● **Directions**:
Reproduce every line of the records below character for character, without changing anything.

— Begin —

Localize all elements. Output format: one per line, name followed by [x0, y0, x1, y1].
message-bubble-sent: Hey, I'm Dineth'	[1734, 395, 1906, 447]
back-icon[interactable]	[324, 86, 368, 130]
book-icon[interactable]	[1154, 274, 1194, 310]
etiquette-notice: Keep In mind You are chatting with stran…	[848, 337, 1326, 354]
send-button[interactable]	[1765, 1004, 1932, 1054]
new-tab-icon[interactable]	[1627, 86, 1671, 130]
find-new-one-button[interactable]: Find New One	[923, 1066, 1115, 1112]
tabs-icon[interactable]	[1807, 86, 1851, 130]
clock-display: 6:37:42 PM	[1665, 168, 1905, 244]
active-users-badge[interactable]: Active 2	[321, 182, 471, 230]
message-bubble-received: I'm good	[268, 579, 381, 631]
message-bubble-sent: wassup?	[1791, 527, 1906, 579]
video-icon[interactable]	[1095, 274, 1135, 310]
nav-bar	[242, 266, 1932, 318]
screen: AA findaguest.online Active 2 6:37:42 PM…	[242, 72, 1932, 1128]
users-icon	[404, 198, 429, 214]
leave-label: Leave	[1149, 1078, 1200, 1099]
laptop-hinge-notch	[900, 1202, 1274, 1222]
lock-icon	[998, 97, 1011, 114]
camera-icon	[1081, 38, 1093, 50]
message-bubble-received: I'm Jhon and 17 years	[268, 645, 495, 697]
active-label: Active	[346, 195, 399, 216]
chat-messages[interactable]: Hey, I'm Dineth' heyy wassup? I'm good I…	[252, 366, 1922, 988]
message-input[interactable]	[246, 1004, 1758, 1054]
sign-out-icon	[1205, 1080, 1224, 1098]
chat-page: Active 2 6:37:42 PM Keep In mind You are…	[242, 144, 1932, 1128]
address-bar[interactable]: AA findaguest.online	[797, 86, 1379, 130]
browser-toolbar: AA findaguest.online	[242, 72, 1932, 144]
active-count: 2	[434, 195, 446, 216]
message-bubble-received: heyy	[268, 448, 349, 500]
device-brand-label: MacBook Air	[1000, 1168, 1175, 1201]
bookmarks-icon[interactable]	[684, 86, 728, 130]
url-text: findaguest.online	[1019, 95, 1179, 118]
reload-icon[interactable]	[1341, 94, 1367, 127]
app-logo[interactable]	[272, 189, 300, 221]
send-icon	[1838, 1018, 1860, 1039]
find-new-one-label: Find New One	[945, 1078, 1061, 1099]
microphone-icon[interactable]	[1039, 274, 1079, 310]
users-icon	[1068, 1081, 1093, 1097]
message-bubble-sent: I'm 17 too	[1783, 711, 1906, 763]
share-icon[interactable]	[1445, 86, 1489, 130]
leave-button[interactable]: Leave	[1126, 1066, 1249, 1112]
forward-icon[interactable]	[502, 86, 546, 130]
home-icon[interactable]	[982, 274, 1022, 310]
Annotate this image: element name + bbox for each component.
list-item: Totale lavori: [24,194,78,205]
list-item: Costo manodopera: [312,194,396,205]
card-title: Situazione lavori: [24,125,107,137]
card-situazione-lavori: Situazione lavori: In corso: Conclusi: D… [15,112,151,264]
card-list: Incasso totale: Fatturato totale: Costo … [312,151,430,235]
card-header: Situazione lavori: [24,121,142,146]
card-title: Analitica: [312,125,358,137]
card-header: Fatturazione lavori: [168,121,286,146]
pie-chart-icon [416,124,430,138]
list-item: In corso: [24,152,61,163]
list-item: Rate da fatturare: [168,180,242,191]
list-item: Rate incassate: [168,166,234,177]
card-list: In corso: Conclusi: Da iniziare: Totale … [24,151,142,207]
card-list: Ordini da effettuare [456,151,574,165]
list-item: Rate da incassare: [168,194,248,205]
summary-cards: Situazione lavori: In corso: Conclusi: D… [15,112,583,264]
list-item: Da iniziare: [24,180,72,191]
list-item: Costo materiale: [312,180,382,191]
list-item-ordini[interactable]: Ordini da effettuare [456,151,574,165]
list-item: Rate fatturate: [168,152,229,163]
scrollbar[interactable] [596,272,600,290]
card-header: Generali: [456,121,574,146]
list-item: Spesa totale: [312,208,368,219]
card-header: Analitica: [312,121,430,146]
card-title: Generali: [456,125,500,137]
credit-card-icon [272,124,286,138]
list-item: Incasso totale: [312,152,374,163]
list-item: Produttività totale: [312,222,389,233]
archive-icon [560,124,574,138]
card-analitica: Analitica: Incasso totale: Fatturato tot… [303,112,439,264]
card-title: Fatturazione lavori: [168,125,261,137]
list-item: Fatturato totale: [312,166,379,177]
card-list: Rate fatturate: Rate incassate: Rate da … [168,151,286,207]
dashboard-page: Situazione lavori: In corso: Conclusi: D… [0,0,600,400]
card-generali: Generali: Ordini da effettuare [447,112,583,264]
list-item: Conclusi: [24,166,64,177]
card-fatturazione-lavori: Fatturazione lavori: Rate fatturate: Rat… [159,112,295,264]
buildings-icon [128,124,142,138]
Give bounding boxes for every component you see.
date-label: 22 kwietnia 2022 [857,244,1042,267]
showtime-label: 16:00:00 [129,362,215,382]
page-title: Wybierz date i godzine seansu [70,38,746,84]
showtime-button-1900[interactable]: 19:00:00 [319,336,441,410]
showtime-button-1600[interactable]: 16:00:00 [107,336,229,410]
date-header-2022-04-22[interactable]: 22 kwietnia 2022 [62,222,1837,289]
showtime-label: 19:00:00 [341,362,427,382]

— End —

● **Correct output**:
Localize all elements. Output format: one per line, name followed by [x0, y0, x1, y1].
message-bubble-sent: Hey, I'm Dineth'	[1734, 395, 1906, 447]
back-icon[interactable]	[324, 86, 368, 130]
book-icon[interactable]	[1154, 274, 1194, 310]
etiquette-notice: Keep In mind You are chatting with stran…	[848, 337, 1326, 354]
send-button[interactable]	[1765, 1004, 1932, 1054]
new-tab-icon[interactable]	[1627, 86, 1671, 130]
find-new-one-button[interactable]: Find New One	[923, 1066, 1115, 1112]
tabs-icon[interactable]	[1807, 86, 1851, 130]
clock-display: 6:37:42 PM	[1665, 168, 1905, 244]
active-users-badge[interactable]: Active 2	[321, 182, 471, 230]
message-bubble-received: I'm good	[268, 579, 381, 631]
message-bubble-sent: wassup?	[1791, 527, 1906, 579]
video-icon[interactable]	[1095, 274, 1135, 310]
nav-bar	[242, 266, 1932, 318]
screen: AA findaguest.online Active 2 6:37:42 PM…	[242, 72, 1932, 1128]
users-icon	[404, 198, 429, 214]
leave-label: Leave	[1149, 1078, 1200, 1099]
laptop-hinge-notch	[900, 1202, 1274, 1222]
lock-icon	[998, 97, 1011, 114]
camera-icon	[1081, 38, 1093, 50]
message-bubble-received: I'm Jhon and 17 years	[268, 645, 495, 697]
active-label: Active	[346, 195, 399, 216]
chat-messages[interactable]: Hey, I'm Dineth' heyy wassup? I'm good I…	[252, 366, 1922, 988]
message-input[interactable]	[246, 1004, 1758, 1054]
sign-out-icon	[1205, 1080, 1224, 1098]
chat-page: Active 2 6:37:42 PM Keep In mind You are…	[242, 144, 1932, 1128]
address-bar[interactable]: AA findaguest.online	[797, 86, 1379, 130]
browser-toolbar: AA findaguest.online	[242, 72, 1932, 144]
active-count: 2	[434, 195, 446, 216]
message-bubble-received: heyy	[268, 448, 349, 500]
device-brand-label: MacBook Air	[1000, 1168, 1175, 1201]
bookmarks-icon[interactable]	[684, 86, 728, 130]
url-text: findaguest.online	[1019, 95, 1179, 118]
reload-icon[interactable]	[1341, 94, 1367, 127]
app-logo[interactable]	[272, 189, 300, 221]
send-icon	[1838, 1018, 1860, 1039]
find-new-one-label: Find New One	[945, 1078, 1061, 1099]
microphone-icon[interactable]	[1039, 274, 1079, 310]
users-icon	[1068, 1081, 1093, 1097]
message-bubble-sent: I'm 17 too	[1783, 711, 1906, 763]
share-icon[interactable]	[1445, 86, 1489, 130]
leave-button[interactable]: Leave	[1126, 1066, 1249, 1112]
forward-icon[interactable]	[502, 86, 546, 130]
home-icon[interactable]	[982, 274, 1022, 310]
Annotate this image: element name + bbox for each component.
list-item: Totale lavori: [24,194,78,205]
list-item: Costo manodopera: [312,194,396,205]
card-title: Situazione lavori: [24,125,107,137]
card-situazione-lavori: Situazione lavori: In corso: Conclusi: D… [15,112,151,264]
card-list: Incasso totale: Fatturato totale: Costo … [312,151,430,235]
card-header: Situazione lavori: [24,121,142,146]
card-title: Analitica: [312,125,358,137]
card-header: Fatturazione lavori: [168,121,286,146]
pie-chart-icon [416,124,430,138]
list-item: In corso: [24,152,61,163]
list-item: Rate da fatturare: [168,180,242,191]
list-item: Rate incassate: [168,166,234,177]
card-list: In corso: Conclusi: Da iniziare: Totale … [24,151,142,207]
card-list: Ordini da effettuare [456,151,574,165]
list-item: Rate da incassare: [168,194,248,205]
summary-cards: Situazione lavori: In corso: Conclusi: D… [15,112,583,264]
list-item: Da iniziare: [24,180,72,191]
list-item: Costo materiale: [312,180,382,191]
list-item-ordini[interactable]: Ordini da effettuare [456,151,574,165]
list-item: Rate fatturate: [168,152,229,163]
scrollbar[interactable] [596,272,600,290]
card-header: Generali: [456,121,574,146]
list-item: Spesa totale: [312,208,368,219]
card-header: Analitica: [312,121,430,146]
card-title: Generali: [456,125,500,137]
credit-card-icon [272,124,286,138]
list-item: Incasso totale: [312,152,374,163]
list-item: Produttività totale: [312,222,389,233]
archive-icon [560,124,574,138]
card-analitica: Analitica: Incasso totale: Fatturato tot… [303,112,439,264]
card-title: Fatturazione lavori: [168,125,261,137]
list-item: Fatturato totale: [312,166,379,177]
card-list: Rate fatturate: Rate incassate: Rate da … [168,151,286,207]
dashboard-page: Situazione lavori: In corso: Conclusi: D… [0,0,600,400]
card-generali: Generali: Ordini da effettuare [447,112,583,264]
list-item: Conclusi: [24,166,64,177]
card-fatturazione-lavori: Fatturazione lavori: Rate fatturate: Rat… [159,112,295,264]
buildings-icon [128,124,142,138]
Give bounding boxes for every component you see.
date-label: 22 kwietnia 2022 [857,244,1042,267]
showtime-label: 16:00:00 [129,362,215,382]
page-title: Wybierz date i godzine seansu [70,38,746,84]
showtime-button-1900[interactable]: 19:00:00 [319,336,441,410]
showtime-button-1600[interactable]: 16:00:00 [107,336,229,410]
date-header-2022-04-22[interactable]: 22 kwietnia 2022 [62,222,1837,289]
showtime-label: 19:00:00 [341,362,427,382]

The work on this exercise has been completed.